- _What is expected_: Your answer should be a single number: the count of lines containing the string "牢固树立".

* start Input data *

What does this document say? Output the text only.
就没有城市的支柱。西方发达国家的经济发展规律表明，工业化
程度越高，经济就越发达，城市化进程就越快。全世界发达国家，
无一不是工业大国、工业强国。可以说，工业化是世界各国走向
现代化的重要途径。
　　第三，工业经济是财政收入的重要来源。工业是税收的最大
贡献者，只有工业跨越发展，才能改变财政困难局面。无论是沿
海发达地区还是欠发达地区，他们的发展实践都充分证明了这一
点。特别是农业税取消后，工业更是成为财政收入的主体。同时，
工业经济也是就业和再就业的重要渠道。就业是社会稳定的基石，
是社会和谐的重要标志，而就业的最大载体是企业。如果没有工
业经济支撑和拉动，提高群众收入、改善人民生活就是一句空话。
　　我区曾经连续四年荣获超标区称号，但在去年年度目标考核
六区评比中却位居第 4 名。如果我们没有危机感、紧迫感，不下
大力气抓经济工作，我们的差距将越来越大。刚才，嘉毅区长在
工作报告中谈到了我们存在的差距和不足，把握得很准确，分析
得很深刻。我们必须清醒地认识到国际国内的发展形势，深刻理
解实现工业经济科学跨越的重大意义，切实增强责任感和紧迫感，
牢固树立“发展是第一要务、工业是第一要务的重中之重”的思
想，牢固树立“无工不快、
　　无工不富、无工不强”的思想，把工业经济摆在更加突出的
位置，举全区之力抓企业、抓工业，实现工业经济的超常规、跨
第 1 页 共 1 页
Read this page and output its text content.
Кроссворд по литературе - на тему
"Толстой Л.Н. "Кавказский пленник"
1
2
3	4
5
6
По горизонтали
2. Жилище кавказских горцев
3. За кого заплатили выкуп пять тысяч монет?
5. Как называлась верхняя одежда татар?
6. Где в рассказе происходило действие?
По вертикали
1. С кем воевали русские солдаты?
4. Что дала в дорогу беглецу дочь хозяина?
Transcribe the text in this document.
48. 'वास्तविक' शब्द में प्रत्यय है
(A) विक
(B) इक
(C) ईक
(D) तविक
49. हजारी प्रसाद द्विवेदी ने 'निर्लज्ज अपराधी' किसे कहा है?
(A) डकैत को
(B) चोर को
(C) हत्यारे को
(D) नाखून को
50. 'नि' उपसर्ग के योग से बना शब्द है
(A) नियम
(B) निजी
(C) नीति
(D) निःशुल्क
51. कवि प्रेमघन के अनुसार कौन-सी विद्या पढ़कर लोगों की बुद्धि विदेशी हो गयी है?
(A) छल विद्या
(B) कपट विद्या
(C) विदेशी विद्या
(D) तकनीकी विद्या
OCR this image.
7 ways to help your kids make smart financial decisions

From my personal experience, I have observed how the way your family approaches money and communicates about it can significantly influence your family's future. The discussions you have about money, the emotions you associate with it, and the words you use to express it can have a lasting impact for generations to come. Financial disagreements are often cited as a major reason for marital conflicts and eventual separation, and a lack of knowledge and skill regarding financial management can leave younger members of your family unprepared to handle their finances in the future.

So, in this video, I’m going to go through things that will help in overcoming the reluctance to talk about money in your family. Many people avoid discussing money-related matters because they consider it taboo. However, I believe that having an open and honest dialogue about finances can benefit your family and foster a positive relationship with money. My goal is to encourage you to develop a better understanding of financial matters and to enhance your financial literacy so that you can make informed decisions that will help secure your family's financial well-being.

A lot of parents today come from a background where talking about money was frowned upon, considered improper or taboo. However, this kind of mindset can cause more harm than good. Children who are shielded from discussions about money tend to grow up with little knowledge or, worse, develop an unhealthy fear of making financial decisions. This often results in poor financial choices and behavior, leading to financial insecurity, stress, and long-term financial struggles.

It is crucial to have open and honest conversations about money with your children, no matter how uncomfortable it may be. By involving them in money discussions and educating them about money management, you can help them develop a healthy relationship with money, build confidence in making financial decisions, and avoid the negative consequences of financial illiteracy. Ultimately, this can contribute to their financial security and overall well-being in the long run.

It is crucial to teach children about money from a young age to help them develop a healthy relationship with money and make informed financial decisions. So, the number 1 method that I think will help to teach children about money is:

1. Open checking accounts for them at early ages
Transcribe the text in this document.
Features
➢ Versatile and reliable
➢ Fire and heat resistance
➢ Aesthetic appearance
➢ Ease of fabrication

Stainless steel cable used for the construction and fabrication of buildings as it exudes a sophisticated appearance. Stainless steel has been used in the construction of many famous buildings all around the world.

* end Input data *

- _Problem solution_: 2